▶ _Short problem_
Type out the complete listing below word for word, without its pictures.

□ □ □

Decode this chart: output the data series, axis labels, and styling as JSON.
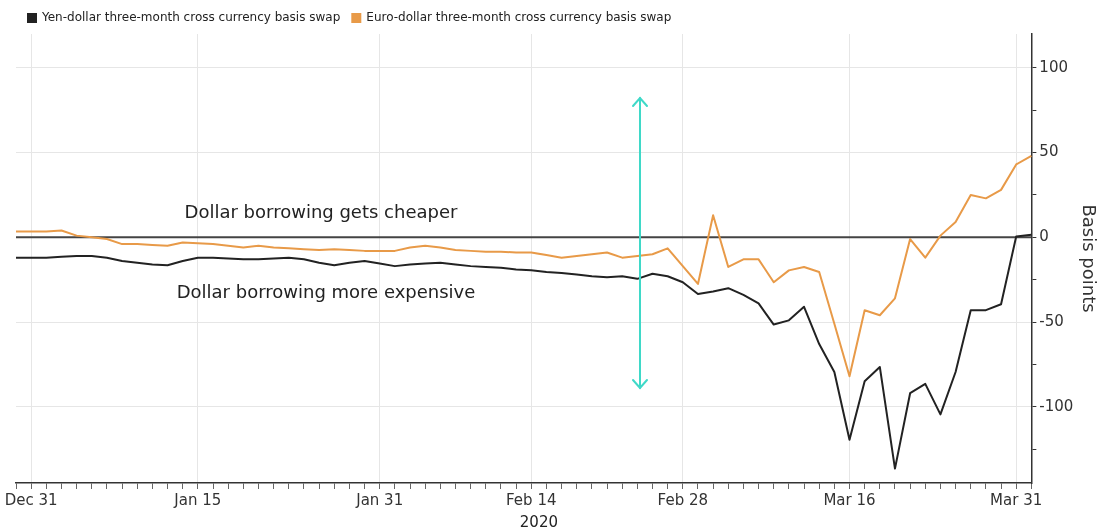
{
  "chart_data": {
    "type": "line",
    "categories": [
      null,
      "Dec 31",
      null,
      null,
      null,
      null,
      null,
      null,
      null,
      null,
      null,
      null,
      "Jan 15",
      null,
      null,
      null,
      null,
      null,
      null,
      null,
      null,
      null,
      null,
      null,
      "Jan 31",
      null,
      null,
      null,
      null,
      null,
      null,
      null,
      null,
      null,
      "Feb 14",
      null,
      null,
      null,
      null,
      null,
      null,
      null,
      null,
      null,
      "Feb 28",
      null,
      null,
      null,
      null,
      null,
      null,
      null,
      null,
      null,
      null,
      "Mar 16",
      null,
      null,
      null,
      null,
      null,
      null,
      null,
      null,
      null,
      null,
      "Mar 31",
      null
    ],
    "series": [
      {
        "name": "Yen-dollar three-month cross currency basis swap",
        "color": "#222222",
        "values": [
          -12,
          -12,
          -12,
          -11.5,
          -11,
          -11,
          -12,
          -14,
          -15,
          -16,
          -16.5,
          -14,
          -12,
          -12,
          -12.5,
          -13,
          -13,
          -12.5,
          -12,
          -13,
          -15,
          -16.5,
          -15,
          -14,
          -15.5,
          -17,
          -16,
          -15.5,
          -15,
          -16,
          -17,
          -17.5,
          -18,
          -19,
          -19.5,
          -20.5,
          -21,
          -22,
          -23,
          -23.5,
          -23,
          -24.5,
          -21.5,
          -23,
          -26.5,
          -33.5,
          -32,
          -30,
          -34,
          -39,
          -51.5,
          -49,
          -41,
          -63,
          -79.5,
          -119.5,
          -85,
          -76.5,
          -136.5,
          -92,
          -86.5,
          -104.5,
          -79.5,
          -43,
          -43,
          -39.5,
          0.5,
          1.5
        ]
      },
      {
        "name": "Euro-dollar three-month cross currency basis swap",
        "color": "#e89a48",
        "values": [
          3.5,
          3.5,
          3.5,
          4,
          1,
          0,
          -1,
          -4,
          -4,
          -4.5,
          -5,
          -3,
          -3.5,
          -4,
          -5,
          -6,
          -5,
          -6,
          -6.5,
          -7,
          -7.5,
          -7,
          -7.5,
          -8,
          -8,
          -8,
          -6,
          -5,
          -6,
          -7.5,
          -8,
          -8.5,
          -8.5,
          -9,
          -9,
          -10.5,
          -12,
          -11,
          -10,
          -9,
          -12,
          -11,
          -10,
          -6.5,
          -17,
          -27.5,
          13,
          -17.5,
          -13,
          -13,
          -26.5,
          -19.5,
          -17.5,
          -20.5,
          -51,
          -82,
          -43,
          -46,
          -36,
          -1,
          -12,
          1,
          9,
          25,
          23,
          28,
          43,
          48
        ]
      }
    ],
    "ylim": [
      -145,
      120
    ],
    "yticks": [
      {
        "value": -125,
        "label": null
      },
      -100,
      {
        "value": -75,
        "label": null
      },
      -50,
      {
        "value": -25,
        "label": null
      },
      0,
      {
        "value": 25,
        "label": null
      },
      50,
      {
        "value": 75,
        "label": null
      },
      100
    ],
    "ylabel": "Basis points",
    "ref_lines": [
      {
        "axis": "y",
        "value": 0,
        "color": "#444444"
      }
    ],
    "annotations": [
      "Dollar borrowing gets cheaper",
      "Dollar borrowing more expensive",
      "2020"
    ],
    "grid": true,
    "legend": "top left",
    "marker": "none",
    "line_style": "solid"
  }
}
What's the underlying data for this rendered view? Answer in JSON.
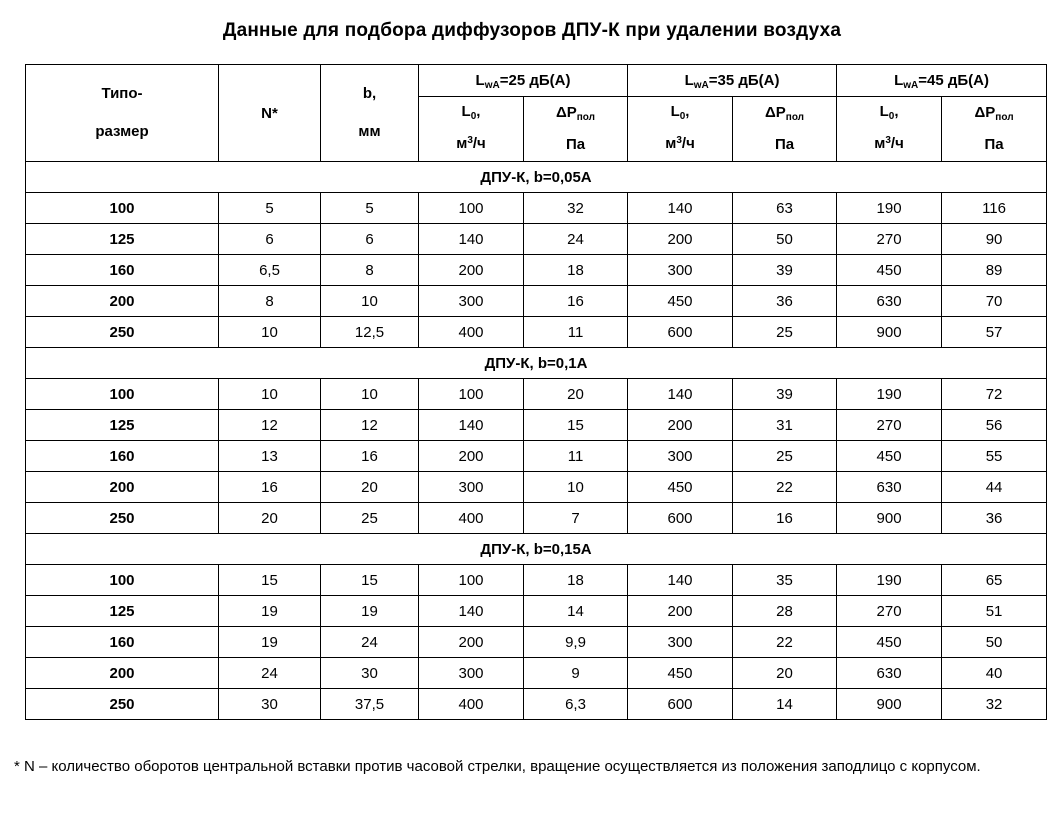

□ □ □

▶ _Written answer_
Decode this chart: output the data series, axis labels, and styling as JSON.
{
  "chart_data": {
    "type": "line",
    "categories": [
      null,
      "Dec 31",
      null,
      null,
      null,
      null,
      null,
      null,
      null,
      null,
      null,
      null,
      "Jan 15",
      null,
      null,
      null,
      null,
      null,
      null,
      null,
      null,
      null,
      null,
      null,
      "Jan 31",
      null,
      null,
      null,
      null,
      null,
      null,
      null,
      null,
      null,
      "Feb 14",
      null,
      null,
      null,
      null,
      null,
      null,
      null,
      null,
      null,
      "Feb 28",
      null,
      null,
      null,
      null,
      null,
      null,
      null,
      null,
      null,
      null,
      "Mar 16",
      null,
      null,
      null,
      null,
      null,
      null,
      null,
      null,
      null,
      null,
      "Mar 31",
      null
    ],
    "series": [
      {
        "name": "Yen-dollar three-month cross currency basis swap",
        "color": "#222222",
        "values": [
          -12,
          -12,
          -12,
          -11.5,
          -11,
          -11,
          -12,
          -14,
          -15,
          -16,
          -16.5,
          -14,
          -12,
          -12,
          -12.5,
          -13,
          -13,
          -12.5,
          -12,
          -13,
          -15,
          -16.5,
          -15,
          -14,
          -15.5,
          -17,
          -16,
          -15.5,
          -15,
          -16,
          -17,
          -17.5,
          -18,
          -19,
          -19.5,
          -20.5,
          -21,
          -22,
          -23,
          -23.5,
          -23,
          -24.5,
          -21.5,
          -23,
          -26.5,
          -33.5,
          -32,
          -30,
          -34,
          -39,
          -51.5,
          -49,
          -41,
          -63,
          -79.5,
          -119.5,
          -85,
          -76.5,
          -136.5,
          -92,
          -86.5,
          -104.5,
          -79.5,
          -43,
          -43,
          -39.5,
          0.5,
          1.5
        ]
      },
      {
        "name": "Euro-dollar three-month cross currency basis swap",
        "color": "#e89a48",
        "values": [
          3.5,
          3.5,
          3.5,
          4,
          1,
          0,
          -1,
          -4,
          -4,
          -4.5,
          -5,
          -3,
          -3.5,
          -4,
          -5,
          -6,
          -5,
          -6,
          -6.5,
          -7,
          -7.5,
          -7,
          -7.5,
          -8,
          -8,
          -8,
          -6,
          -5,
          -6,
          -7.5,
          -8,
          -8.5,
          -8.5,
          -9,
          -9,
          -10.5,
          -12,
          -11,
          -10,
          -9,
          -12,
          -11,
          -10,
          -6.5,
          -17,
          -27.5,
          13,
          -17.5,
          -13,
          -13,
          -26.5,
          -19.5,
          -17.5,
          -20.5,
          -51,
          -82,
          -43,
          -46,
          -36,
          -1,
          -12,
          1,
          9,
          25,
          23,
          28,
          43,
          48
        ]
      }
    ],
    "ylim": [
      -145,
      120
    ],
    "yticks": [
      {
        "value": -125,
        "label": null
      },
      -100,
      {
        "value": -75,
        "label": null
      },
      -50,
      {
        "value": -25,
        "label": null
      },
      0,
      {
        "value": 25,
        "label": null
      },
      50,
      {
        "value": 75,
        "label": null
      },
      100
    ],
    "ylabel": "Basis points",
    "ref_lines": [
      {
        "axis": "y",
        "value": 0,
        "color": "#444444"
      }
    ],
    "annotations": [
      "Dollar borrowing gets cheaper",
      "Dollar borrowing more expensive",
      "2020"
    ],
    "grid": true,
    "legend": "top left",
    "marker": "none",
    "line_style": "solid"
  }
}
What's the underlying data for this rendered view? Answer in JSON.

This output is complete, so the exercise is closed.